= TEXT =

════════════════

Ritual. Black cat. Good conversation. Cemetery.

January 11th, 2014, 3pm

The Cementerio de Montjuic is probably one of my favorite places in Barcelona. I’ve been struggling to articulate exactly why without sounding morbid and here’s my best attempt:

It’s beautiful, immaculately well kept, enormous and almost always completely deserted.

Every time I’ve been there it’s been a peaceful, memorable experience and the conversation has always been particularly good. In a place where death, most often avoided, is placed at the forefront of one’s mind conversation naturally shifts beyond the trivial. The top part of the cemetery is an endless maze of corridors, coffins placed into niches, each one piled on top of the other. The bottom part consists of fantastic mausoleums, each one more grandiose than the next, each a transparent attempt at some measure of immortality.

════════════════

= Stored data entries =
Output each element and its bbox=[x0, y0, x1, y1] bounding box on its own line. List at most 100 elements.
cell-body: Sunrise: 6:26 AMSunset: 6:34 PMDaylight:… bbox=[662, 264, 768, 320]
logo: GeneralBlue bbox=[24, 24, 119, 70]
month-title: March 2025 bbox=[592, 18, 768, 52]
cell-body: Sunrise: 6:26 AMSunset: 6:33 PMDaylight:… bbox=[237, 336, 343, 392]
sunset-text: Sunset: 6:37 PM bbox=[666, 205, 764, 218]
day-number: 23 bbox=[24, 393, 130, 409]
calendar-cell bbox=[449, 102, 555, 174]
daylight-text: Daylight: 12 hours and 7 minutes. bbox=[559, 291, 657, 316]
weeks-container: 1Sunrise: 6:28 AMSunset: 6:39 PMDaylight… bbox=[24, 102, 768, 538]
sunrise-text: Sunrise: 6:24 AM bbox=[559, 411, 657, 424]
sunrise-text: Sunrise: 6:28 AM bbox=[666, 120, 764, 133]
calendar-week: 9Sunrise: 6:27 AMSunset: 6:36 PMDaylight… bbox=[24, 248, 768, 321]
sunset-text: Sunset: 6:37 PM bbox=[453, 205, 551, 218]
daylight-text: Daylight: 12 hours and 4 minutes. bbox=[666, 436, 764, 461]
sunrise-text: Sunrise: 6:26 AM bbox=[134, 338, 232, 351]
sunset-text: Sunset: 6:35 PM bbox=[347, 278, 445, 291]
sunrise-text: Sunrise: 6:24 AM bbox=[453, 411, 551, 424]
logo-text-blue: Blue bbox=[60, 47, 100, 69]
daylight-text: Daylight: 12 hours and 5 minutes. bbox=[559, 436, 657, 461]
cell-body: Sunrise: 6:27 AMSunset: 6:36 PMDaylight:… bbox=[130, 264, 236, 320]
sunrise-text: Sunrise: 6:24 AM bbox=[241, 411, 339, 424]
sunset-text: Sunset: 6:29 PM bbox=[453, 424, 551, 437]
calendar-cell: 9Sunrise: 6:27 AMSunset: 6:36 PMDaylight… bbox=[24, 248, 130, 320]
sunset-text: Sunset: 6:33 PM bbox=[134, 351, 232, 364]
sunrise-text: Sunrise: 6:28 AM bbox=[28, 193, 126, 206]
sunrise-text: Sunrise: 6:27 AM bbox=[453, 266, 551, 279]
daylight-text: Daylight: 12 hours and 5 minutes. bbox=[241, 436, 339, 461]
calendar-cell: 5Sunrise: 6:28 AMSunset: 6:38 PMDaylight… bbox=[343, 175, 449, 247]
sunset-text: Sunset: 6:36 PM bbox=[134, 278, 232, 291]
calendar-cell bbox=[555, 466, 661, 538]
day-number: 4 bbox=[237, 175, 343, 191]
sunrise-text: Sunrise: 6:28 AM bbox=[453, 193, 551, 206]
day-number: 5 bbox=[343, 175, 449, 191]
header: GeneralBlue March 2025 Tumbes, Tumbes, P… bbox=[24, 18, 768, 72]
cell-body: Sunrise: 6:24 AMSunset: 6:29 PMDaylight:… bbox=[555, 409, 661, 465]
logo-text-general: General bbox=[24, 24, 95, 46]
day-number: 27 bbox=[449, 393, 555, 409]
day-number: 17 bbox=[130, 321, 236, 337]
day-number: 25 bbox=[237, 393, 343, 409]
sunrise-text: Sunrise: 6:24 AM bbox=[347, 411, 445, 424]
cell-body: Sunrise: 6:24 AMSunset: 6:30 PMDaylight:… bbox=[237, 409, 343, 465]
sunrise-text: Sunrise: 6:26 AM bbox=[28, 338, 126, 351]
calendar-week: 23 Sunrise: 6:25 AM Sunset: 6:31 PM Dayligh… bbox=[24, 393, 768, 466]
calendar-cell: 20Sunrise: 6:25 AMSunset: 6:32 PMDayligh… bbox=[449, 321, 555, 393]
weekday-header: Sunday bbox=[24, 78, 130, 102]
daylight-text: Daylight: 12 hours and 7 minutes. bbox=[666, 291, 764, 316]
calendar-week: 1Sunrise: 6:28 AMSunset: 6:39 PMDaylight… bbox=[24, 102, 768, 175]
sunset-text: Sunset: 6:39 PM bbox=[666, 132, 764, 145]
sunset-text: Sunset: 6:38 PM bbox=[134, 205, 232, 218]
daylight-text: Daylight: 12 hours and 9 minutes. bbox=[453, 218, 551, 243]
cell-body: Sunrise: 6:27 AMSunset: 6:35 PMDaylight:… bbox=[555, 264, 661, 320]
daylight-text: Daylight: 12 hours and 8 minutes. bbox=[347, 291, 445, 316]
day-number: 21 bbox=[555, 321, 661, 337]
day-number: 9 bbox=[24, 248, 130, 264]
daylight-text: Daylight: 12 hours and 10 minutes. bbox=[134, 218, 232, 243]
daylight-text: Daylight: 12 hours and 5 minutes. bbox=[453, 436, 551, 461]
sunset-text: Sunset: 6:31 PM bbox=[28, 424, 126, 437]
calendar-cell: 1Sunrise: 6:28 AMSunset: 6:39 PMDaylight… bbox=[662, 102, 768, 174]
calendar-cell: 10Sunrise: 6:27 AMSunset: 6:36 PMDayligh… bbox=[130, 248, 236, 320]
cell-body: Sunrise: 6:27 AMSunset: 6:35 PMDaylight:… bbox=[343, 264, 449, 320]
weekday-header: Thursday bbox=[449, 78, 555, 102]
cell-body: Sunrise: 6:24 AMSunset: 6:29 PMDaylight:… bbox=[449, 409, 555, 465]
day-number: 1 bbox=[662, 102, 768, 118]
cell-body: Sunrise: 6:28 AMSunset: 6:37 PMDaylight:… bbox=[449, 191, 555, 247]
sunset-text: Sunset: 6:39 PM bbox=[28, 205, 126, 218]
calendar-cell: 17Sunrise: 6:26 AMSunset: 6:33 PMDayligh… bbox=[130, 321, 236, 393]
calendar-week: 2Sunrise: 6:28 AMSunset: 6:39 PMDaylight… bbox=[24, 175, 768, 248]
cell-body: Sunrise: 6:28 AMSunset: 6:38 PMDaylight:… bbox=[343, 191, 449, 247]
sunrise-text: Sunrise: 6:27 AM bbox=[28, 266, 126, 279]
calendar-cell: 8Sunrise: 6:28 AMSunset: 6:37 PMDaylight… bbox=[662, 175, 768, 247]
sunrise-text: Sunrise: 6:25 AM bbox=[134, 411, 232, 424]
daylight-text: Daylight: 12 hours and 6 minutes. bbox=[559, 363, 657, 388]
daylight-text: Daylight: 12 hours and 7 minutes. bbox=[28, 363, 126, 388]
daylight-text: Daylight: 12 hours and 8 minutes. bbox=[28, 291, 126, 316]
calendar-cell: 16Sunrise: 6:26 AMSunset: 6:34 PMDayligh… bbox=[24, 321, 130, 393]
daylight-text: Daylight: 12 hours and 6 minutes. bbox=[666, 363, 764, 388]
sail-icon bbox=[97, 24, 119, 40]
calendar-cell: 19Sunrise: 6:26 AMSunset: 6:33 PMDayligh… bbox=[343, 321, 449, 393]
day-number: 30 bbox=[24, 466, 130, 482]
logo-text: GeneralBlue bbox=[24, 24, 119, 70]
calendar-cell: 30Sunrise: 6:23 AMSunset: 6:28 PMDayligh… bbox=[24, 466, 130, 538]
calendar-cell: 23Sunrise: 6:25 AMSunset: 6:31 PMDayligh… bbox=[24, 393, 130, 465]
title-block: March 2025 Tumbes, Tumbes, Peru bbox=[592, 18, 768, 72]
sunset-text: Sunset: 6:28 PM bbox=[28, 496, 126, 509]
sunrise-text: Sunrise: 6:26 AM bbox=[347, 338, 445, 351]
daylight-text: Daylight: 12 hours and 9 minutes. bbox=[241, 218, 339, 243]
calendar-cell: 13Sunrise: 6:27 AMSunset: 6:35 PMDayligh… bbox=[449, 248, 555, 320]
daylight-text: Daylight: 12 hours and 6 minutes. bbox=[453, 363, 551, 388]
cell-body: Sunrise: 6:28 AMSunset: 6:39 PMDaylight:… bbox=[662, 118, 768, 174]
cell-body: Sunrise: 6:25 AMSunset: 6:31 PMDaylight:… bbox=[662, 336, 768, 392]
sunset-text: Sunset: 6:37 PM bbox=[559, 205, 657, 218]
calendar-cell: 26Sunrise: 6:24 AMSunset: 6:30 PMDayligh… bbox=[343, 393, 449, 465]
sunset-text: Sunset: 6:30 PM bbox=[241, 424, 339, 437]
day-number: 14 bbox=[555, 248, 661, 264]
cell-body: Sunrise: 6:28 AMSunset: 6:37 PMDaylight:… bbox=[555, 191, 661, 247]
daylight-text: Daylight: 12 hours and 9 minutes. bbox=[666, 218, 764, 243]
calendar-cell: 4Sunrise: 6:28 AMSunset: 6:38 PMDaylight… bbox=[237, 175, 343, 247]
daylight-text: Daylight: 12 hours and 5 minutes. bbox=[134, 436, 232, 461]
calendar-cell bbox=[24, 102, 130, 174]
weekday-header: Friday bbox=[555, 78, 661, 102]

════════════════

= WHAT TO PRODUCE =
Extend the piece about the Montjuic cemetery with a few more paragraphs, picking up right after its last sentence.

= EXERCISE RESULT =
Last Sunday I went with Alex, who appears in the picture with the first of six black cats we encountered. Its appearance coincided with a discussion about religion and the importance of ritual. As a Catholic turned atheist I’ve spent the last few years making dismissive comments about religion and reacting to its persistence with a naive sense of bafflement. As of late, though no more religious, I’ve begun to appreciate some elements of religion. Ritual, for instance.

Ritual comes in the form of worship, of festivals, of milestones. Rituals help to mark the passage of time, to give form to abstract existence and to remind people of the things that are important. I’ve been dwelling a lot on that last bit recently: as an atheist how do I remind myself of the things that are important, of the things I know but sometimes in a day to day sense forget? Having a physical library that takes up room in my life, that contains titles that can be seized, flipped through, that has spines with titles that when glanced at remind me of what I love is one way, perhaps. I’m not sure about the others, though I’ve started to wonder if visiting the cemetery is becoming one of mine.

Paul, Garima, Emanuel, Chris and 3 others said thanks.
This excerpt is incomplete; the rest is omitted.